+++ TASK INPUTS +++
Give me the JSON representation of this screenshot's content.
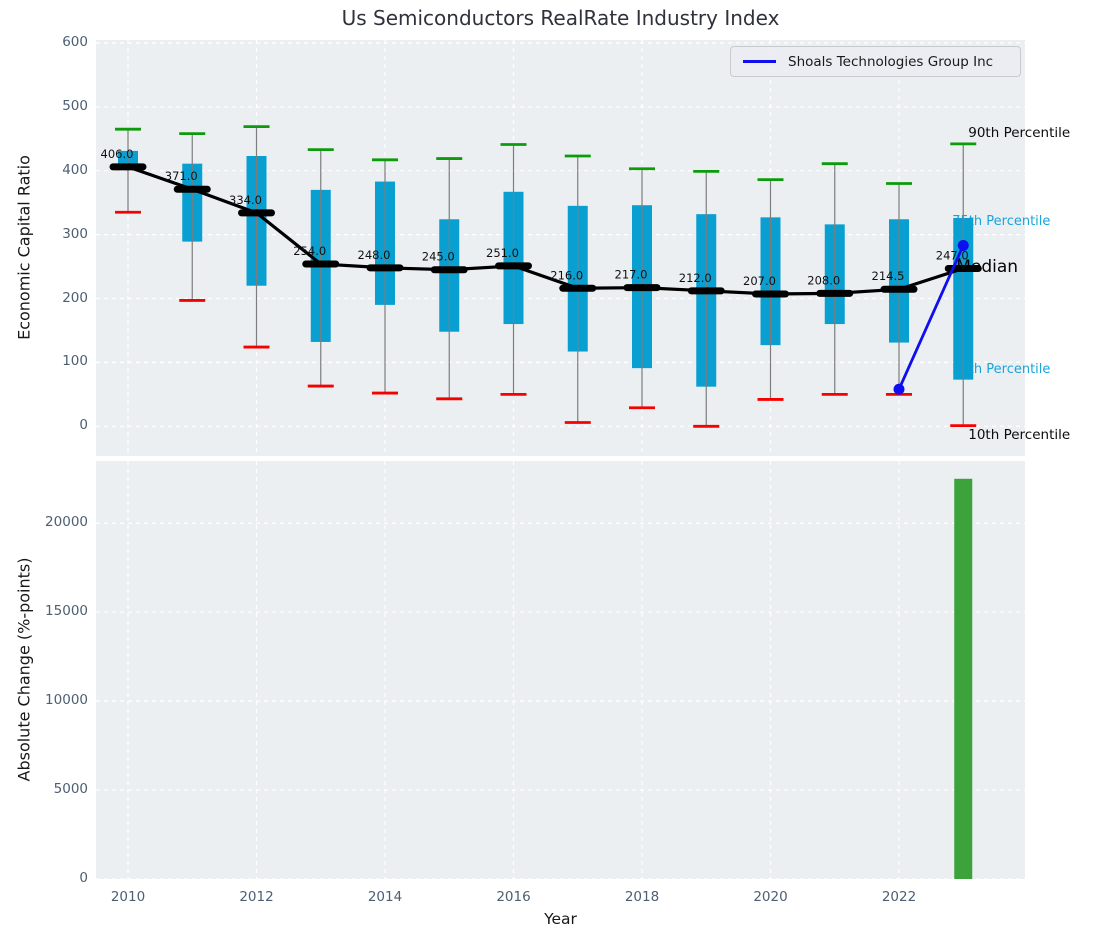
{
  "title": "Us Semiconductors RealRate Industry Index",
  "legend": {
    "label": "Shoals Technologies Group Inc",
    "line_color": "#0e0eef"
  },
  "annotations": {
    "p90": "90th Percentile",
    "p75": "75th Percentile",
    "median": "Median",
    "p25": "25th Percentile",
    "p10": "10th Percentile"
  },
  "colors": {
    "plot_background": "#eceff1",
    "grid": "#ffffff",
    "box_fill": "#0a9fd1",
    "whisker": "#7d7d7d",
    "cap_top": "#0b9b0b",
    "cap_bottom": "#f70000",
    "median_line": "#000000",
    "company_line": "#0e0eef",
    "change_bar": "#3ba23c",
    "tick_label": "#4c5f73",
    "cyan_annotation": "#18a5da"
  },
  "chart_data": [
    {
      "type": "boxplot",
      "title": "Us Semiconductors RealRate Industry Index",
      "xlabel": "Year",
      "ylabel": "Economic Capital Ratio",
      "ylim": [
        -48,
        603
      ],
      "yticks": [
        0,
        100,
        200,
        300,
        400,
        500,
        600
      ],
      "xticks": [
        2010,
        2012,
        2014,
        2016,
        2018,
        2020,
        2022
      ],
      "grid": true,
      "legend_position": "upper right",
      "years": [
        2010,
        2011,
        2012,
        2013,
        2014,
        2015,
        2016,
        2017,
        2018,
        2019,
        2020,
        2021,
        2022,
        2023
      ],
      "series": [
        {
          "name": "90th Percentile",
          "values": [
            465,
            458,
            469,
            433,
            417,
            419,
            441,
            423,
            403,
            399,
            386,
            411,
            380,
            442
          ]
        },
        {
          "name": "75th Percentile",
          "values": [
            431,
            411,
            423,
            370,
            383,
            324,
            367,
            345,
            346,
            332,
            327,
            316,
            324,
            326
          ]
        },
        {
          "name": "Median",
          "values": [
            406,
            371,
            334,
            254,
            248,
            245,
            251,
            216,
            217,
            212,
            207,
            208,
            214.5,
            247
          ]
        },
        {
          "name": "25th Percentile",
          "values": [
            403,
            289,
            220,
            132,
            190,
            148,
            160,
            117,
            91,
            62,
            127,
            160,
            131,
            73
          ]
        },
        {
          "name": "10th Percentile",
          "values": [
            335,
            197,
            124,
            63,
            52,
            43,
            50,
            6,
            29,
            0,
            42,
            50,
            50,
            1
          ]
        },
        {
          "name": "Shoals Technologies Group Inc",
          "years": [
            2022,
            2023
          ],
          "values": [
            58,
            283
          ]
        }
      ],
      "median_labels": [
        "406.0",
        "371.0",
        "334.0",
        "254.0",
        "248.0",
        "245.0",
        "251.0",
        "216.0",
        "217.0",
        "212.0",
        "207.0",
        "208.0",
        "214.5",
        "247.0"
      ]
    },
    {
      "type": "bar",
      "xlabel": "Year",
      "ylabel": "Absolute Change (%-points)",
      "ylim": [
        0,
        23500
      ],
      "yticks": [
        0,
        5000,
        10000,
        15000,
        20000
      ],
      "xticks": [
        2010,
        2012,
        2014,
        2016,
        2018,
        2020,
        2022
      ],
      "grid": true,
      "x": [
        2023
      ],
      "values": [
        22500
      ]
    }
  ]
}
+++
+++ TASK INPUTS +++
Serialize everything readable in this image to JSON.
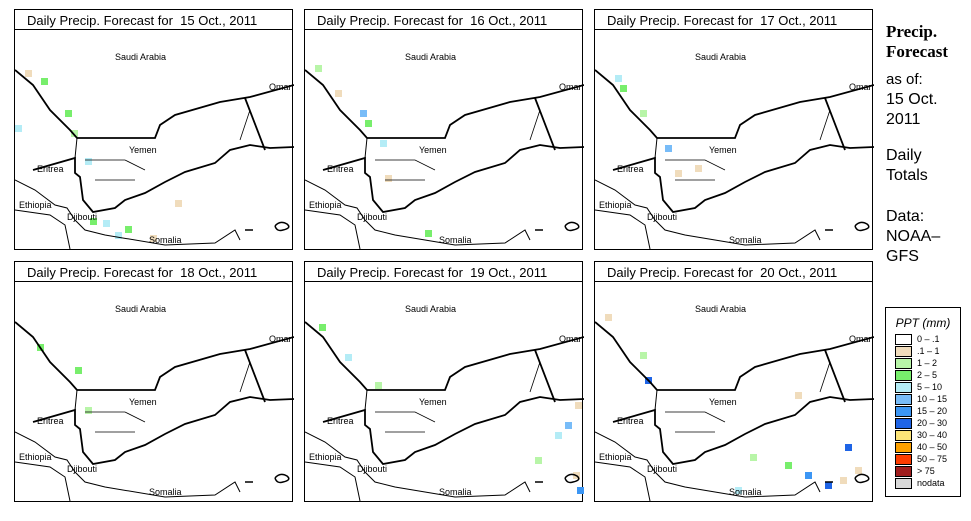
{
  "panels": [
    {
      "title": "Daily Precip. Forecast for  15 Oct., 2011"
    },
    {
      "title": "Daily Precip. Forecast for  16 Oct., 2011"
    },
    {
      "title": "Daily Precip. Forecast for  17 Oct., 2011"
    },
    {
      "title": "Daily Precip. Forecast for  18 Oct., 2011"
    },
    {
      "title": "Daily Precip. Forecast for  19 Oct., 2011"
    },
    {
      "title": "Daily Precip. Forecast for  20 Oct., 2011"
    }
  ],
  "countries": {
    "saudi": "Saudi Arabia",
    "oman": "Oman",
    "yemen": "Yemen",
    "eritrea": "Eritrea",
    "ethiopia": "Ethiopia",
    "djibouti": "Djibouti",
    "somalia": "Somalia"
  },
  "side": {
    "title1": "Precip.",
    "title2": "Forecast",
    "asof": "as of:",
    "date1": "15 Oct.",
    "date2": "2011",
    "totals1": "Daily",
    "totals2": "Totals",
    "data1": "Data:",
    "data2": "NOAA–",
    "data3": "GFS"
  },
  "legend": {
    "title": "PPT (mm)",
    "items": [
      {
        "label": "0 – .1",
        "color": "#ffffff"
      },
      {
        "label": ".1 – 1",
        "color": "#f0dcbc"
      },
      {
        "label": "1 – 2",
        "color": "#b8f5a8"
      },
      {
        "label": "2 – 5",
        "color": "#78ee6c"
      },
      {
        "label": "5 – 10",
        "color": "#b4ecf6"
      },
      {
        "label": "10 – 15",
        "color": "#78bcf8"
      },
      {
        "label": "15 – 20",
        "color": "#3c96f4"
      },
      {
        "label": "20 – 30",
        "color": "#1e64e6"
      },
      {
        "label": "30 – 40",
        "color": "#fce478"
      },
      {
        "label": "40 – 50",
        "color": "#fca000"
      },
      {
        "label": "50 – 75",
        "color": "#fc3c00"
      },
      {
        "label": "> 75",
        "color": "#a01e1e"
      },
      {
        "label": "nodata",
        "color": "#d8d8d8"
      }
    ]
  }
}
+++
+++ TASK INPUTS +++
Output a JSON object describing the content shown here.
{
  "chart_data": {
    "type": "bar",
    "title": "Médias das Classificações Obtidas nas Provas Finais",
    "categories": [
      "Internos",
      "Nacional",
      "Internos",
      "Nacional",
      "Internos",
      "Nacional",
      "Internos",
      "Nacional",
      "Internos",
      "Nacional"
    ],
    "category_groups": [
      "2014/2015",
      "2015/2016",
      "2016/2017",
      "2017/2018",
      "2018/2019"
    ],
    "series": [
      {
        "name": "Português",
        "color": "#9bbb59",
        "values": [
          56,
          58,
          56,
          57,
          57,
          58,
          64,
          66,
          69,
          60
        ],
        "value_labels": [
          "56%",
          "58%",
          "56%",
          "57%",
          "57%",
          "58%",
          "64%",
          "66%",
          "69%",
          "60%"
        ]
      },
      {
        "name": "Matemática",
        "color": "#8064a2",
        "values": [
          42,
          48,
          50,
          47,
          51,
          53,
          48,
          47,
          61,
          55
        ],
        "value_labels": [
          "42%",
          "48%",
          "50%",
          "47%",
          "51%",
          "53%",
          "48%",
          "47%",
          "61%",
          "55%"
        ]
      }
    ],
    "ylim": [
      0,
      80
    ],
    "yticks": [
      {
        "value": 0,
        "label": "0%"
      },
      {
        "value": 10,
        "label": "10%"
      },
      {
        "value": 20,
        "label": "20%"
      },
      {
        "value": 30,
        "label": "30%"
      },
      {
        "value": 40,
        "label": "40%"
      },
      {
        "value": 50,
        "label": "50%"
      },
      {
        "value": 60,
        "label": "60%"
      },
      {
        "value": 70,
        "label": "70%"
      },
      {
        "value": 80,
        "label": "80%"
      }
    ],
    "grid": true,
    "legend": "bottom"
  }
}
+++
→ **TASK**
Among the entries, how many lines contain the string "content"? Give the number without anything else.

→ **RIGHT ANSWER**
2